Records shown Block Start

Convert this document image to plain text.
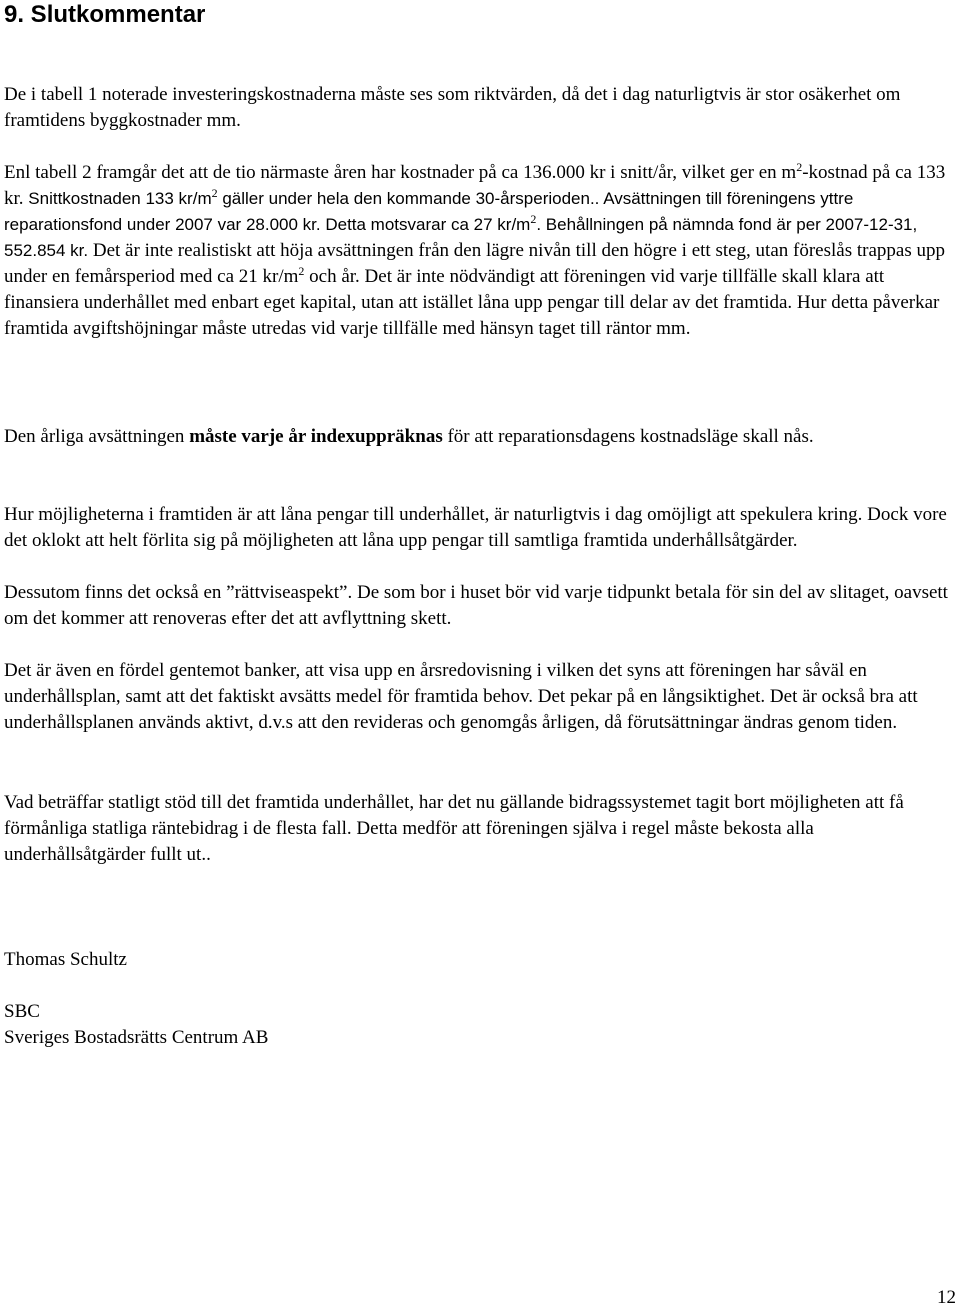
9. Slutkommentar

De i tabell 1 noterade investeringskostnaderna måste ses som riktvärden, då det i dag naturligtvis är stor osäkerhet om framtidens byggkostnader mm.

Enl tabell 2 framgår det att de tio närmaste åren har kostnader på ca 136.000 kr i snitt/år, vilket ger en $m^2$-kostnad på ca 133 kr. Snittkostnaden 133 $kr/m^2$ gäller under hela den kommande 30-årsperioden.. Avsättningen till föreningens yttre reparationsfond under 2007 var 28.000 kr. Detta motsvarar ca 27 $kr/m^2$. Behållningen på nämnda fond är per 2007-12-31, 552.854 kr. Det är inte realistiskt att höja avsättningen från den lägre nivån till den högre i ett steg, utan föreslås trappas upp under en femårsperiod med ca 21 $kr/m^2$ och år. Det är inte nödvändigt att föreningen vid varje tillfälle skall klara att finansiera underhållet med enbart eget kapital, utan att istället låna upp pengar till delar av det framtida. Hur detta påverkar framtida avgiftshöjningar måste utredas vid varje tillfälle med hänsyn taget till räntor mm.

Den årliga avsättningen måste varje år indexuppräknas för att reparationsdagens kostnadsläge skall nås.

Hur möjligheterna i framtiden är att låna pengar till underhållet, är naturligtvis i dag omöjligt att spekulera kring. Dock vore det oklokt att helt förlita sig på möjligheten att låna upp pengar till samtliga framtida underhållsåtgärder.

Dessutom finns det också en ”rättviseaspekt”. De som bor i huset bör vid varje tidpunkt betala för sin del av slitaget, oavsett om det kommer att renoveras efter det att avflyttning skett.

Det är även en fördel gentemot banker, att visa upp en årsredovisning i vilken det syns att föreningen har såväl en underhållsplan, samt att det faktiskt avsätts medel för framtida behov. Det pekar på en långsiktighet. Det är också bra att underhållsplanen används aktivt, d.v.s att den revideras och genomgås årligen, då förutsättningar ändras genom tiden.

Vad beträffar statligt stöd till det framtida underhållet, har det nu gällande bidragssystemet tagit bort möjligheten att få förmånliga statliga räntebidrag i de flesta fall. Detta medför att föreningen själva i regel måste bekosta alla underhållsåtgärder fullt ut..

Thomas Schultz

SBC

Sveriges Bostadsrätts Centrum AB

12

Records shown Block End

_What this task involves_.
All lines that hold the word "framtida" should be copied from the data.

_Exercise solution_.
Enl tabell 2 framgår det att de tio närmaste åren har kostnader på ca 136.000 kr i snitt/år, vilket ger en $m^2$-kostnad på ca 133 kr. Snittkostnaden 133 $kr/m^2$ gäller under hela den kommande 30-årsperioden.. Avsättningen till föreningens yttre reparationsfond under 2007 var 28.000 kr. Detta motsvarar ca 27 $kr/m^2$. Behållningen på nämnda fond är per 2007-12-31, 552.854 kr. Det är inte realistiskt att höja avsättningen från den lägre nivån till den högre i ett steg, utan föreslås trappas upp under en femårsperiod med ca 21 $kr/m^2$ och år. Det är inte nödvändigt att föreningen vid varje tillfälle skall klara att finansiera underhållet med enbart eget kapital, utan att istället låna upp pengar till delar av det framtida. Hur detta påverkar framtida avgiftshöjningar måste utredas vid varje tillfälle med hänsyn taget till räntor mm.
Hur möjligheterna i framtiden är att låna pengar till underhållet, är naturligtvis i dag omöjligt att spekulera kring. Dock vore det oklokt att helt förlita sig på möjligheten att låna upp pengar till samtliga framtida underhållsåtgärder.
Det är även en fördel gentemot banker, att visa upp en årsredovisning i vilken det syns att föreningen har såväl en underhållsplan, samt att det faktiskt avsätts medel för framtida behov. Det pekar på en långsiktighet. Det är också bra att underhållsplanen används aktivt, d.v.s att den revideras och genomgås årligen, då förutsättningar ändras genom tiden.
Vad beträffar statligt stöd till det framtida underhållet, har det nu gällande bidragssystemet tagit bort möjligheten att få förmånliga statliga räntebidrag i de flesta fall. Detta medför att föreningen själva i regel måste bekosta alla underhållsåtgärder fullt ut..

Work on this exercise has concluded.